MATERIAL PROVIDED —
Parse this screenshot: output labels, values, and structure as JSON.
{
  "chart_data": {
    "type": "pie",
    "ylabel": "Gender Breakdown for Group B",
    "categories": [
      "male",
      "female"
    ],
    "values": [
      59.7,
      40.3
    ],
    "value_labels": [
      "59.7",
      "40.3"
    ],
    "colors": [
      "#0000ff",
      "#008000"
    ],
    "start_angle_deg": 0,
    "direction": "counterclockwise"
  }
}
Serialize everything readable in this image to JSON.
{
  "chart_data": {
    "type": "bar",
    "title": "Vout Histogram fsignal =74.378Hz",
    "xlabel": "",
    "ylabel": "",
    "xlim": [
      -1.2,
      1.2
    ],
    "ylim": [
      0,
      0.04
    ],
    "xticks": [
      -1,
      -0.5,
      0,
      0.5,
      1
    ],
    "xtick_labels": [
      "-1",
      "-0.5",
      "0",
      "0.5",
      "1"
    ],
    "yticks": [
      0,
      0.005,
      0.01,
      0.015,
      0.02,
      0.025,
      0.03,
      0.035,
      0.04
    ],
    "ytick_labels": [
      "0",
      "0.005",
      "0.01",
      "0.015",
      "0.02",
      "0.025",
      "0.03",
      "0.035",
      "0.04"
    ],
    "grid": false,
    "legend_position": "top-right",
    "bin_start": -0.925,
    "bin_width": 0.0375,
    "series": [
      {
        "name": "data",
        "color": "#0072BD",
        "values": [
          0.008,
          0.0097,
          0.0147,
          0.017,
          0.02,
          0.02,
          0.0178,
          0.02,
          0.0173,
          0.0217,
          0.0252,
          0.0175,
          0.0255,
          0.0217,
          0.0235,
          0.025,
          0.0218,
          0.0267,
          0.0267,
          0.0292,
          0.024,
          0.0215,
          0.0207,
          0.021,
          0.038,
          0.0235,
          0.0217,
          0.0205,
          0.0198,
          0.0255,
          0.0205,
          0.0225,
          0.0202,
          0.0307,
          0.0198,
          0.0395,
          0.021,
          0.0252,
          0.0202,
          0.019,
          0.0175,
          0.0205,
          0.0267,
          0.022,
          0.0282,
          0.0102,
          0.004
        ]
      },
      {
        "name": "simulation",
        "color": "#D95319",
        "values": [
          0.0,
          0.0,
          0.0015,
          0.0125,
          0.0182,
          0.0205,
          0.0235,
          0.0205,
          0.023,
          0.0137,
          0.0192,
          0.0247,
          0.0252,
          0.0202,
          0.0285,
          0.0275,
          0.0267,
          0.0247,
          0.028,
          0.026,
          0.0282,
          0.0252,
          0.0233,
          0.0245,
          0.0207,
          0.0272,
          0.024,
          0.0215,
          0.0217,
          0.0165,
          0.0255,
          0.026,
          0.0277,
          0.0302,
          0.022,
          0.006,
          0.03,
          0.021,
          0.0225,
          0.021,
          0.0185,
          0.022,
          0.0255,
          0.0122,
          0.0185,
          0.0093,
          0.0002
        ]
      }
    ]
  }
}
==
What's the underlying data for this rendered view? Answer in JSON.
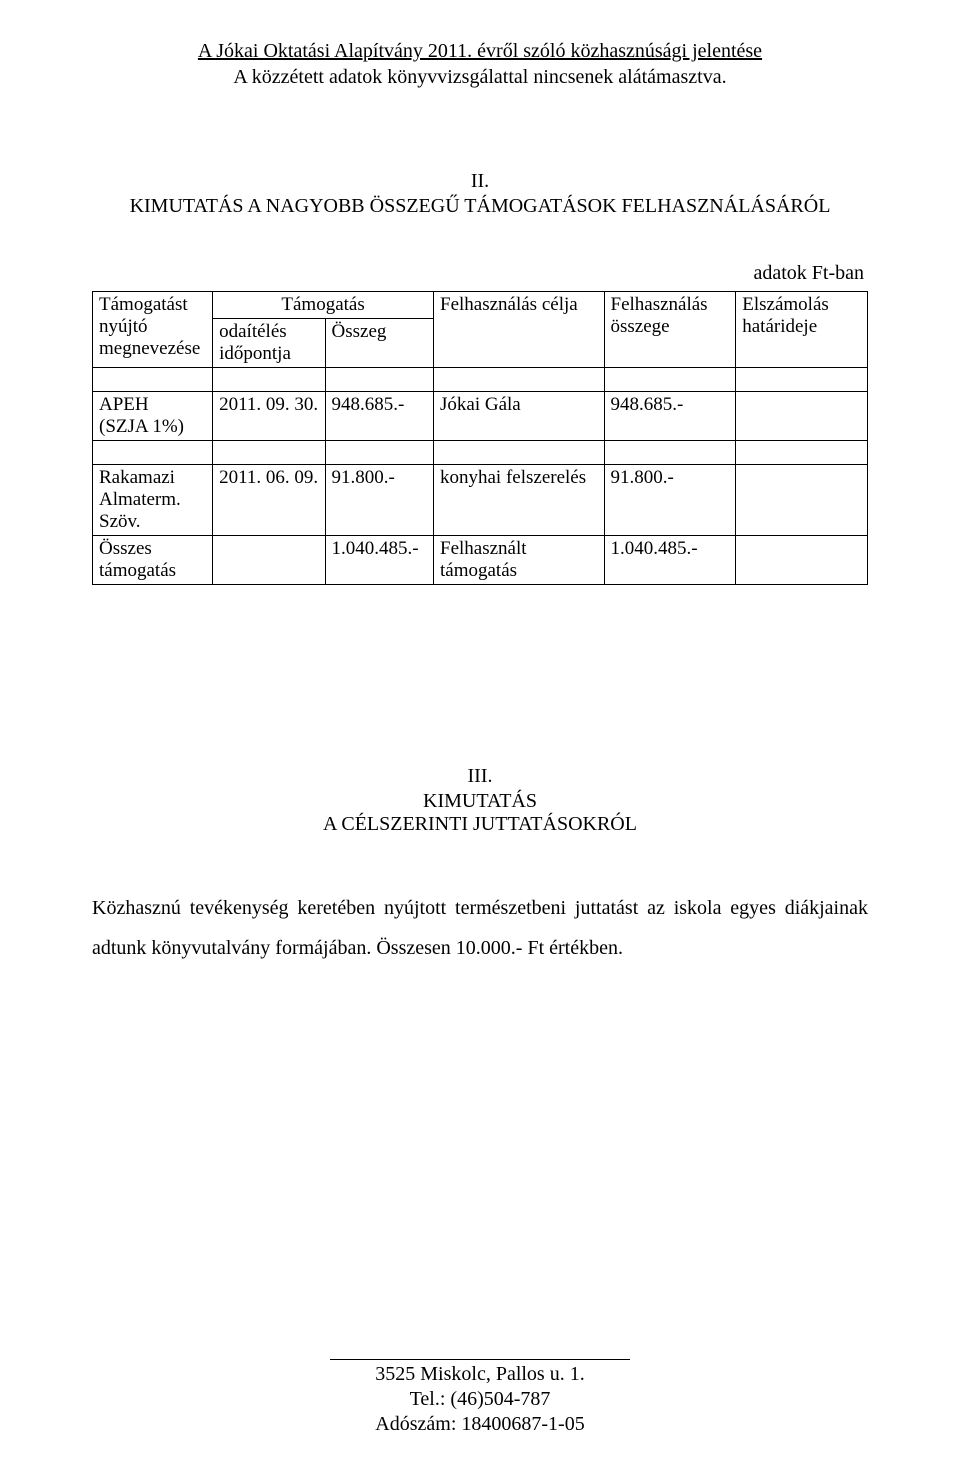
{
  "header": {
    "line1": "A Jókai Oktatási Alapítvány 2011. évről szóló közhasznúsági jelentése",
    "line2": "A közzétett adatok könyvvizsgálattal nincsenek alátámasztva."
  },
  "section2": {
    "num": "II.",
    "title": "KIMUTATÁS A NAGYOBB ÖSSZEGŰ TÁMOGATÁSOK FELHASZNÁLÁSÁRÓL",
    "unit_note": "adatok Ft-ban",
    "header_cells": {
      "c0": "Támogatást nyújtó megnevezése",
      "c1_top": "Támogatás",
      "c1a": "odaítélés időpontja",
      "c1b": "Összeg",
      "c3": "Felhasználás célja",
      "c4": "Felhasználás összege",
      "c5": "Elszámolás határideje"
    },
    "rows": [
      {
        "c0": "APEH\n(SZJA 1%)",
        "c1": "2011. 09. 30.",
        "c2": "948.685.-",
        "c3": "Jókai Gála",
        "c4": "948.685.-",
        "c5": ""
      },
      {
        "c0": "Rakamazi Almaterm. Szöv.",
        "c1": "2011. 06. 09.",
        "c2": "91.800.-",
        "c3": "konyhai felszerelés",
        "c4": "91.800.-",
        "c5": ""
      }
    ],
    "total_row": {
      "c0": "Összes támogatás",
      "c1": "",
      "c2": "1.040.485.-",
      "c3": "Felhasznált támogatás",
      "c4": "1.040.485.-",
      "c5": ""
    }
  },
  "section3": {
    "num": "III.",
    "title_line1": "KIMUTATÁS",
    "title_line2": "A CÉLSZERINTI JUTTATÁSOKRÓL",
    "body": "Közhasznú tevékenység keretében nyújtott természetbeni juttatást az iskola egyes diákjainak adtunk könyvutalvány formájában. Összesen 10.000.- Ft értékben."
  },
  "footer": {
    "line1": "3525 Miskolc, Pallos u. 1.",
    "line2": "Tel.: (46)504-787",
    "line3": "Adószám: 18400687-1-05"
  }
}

WRITTEN EXERCISE — List each line of the entries that holds the string "JSON".

RESULT OF THIS TASK —
Parse this screenshot: output labels, values, and structure as JSON.
Serialize everything readable in this image to JSON.
What's the underlying data for this rendered view? Answer in JSON.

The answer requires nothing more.